• _Figure record extracts_
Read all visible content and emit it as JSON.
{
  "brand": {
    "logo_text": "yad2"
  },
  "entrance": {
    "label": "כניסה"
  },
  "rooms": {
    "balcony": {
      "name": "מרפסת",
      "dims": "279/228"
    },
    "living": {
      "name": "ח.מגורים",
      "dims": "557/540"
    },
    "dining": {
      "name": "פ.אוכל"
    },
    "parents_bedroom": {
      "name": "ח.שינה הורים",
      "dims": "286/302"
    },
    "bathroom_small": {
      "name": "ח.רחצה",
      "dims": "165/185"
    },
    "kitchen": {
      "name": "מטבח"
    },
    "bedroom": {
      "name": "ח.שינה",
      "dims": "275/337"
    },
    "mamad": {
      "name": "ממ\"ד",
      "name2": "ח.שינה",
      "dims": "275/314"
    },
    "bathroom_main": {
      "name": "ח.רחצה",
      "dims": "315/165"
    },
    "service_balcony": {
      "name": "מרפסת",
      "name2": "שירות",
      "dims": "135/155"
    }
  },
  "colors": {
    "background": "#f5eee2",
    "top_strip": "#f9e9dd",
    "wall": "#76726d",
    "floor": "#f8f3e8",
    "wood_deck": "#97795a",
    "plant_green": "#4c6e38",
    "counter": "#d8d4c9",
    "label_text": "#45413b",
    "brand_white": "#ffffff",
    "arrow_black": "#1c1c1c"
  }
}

• _AIM OF THE EXERCISE_
The word "שינה" may turn up on some lines of these records; say how many, with no other words.

• _FULL RESPONSE_
3